DIRECTIVE: Restate all of the data exactly.
------------------------------------------------------------------------
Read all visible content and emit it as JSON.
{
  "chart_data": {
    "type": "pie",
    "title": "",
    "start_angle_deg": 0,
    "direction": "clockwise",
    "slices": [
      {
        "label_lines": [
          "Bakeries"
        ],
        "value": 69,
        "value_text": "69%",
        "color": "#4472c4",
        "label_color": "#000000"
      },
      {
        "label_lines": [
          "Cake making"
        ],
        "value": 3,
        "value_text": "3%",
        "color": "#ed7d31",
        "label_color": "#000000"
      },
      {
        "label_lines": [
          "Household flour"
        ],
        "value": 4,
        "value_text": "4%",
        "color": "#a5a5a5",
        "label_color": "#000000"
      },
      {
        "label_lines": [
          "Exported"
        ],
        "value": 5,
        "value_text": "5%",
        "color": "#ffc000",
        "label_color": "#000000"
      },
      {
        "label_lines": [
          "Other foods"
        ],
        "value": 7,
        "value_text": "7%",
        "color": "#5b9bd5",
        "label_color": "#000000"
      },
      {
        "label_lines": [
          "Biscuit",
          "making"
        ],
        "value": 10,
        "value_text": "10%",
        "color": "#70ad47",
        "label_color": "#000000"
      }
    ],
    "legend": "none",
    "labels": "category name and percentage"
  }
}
------------------------------------------------------------------------
EXERCISE SOLUTION:
Read all visible content and emit it as JSON.
{
  "chart_data": {
    "type": "pie",
    "title": "",
    "start_angle_deg": 0,
    "direction": "clockwise",
    "slices": [
      {
        "label_lines": [
          "Bakeries"
        ],
        "value": 69,
        "value_text": "69%",
        "color": "#4472c4",
        "label_color": "#000000"
      },
      {
        "label_lines": [
          "Cake making"
        ],
        "value": 3,
        "value_text": "3%",
        "color": "#ed7d31",
        "label_color": "#000000"
      },
      {
        "label_lines": [
          "Household flour"
        ],
        "value": 4,
        "value_text": "4%",
        "color": "#a5a5a5",
        "label_color": "#000000"
      },
      {
        "label_lines": [
          "Exported"
        ],
        "value": 5,
        "value_text": "5%",
        "color": "#ffc000",
        "label_color": "#000000"
      },
      {
        "label_lines": [
          "Other foods"
        ],
        "value": 7,
        "value_text": "7%",
        "color": "#5b9bd5",
        "label_color": "#000000"
      },
      {
        "label_lines": [
          "Biscuit",
          "making"
        ],
        "value": 10,
        "value_text": "10%",
        "color": "#70ad47",
        "label_color": "#000000"
      }
    ],
    "legend": "none",
    "labels": "category name and percentage"
  }
}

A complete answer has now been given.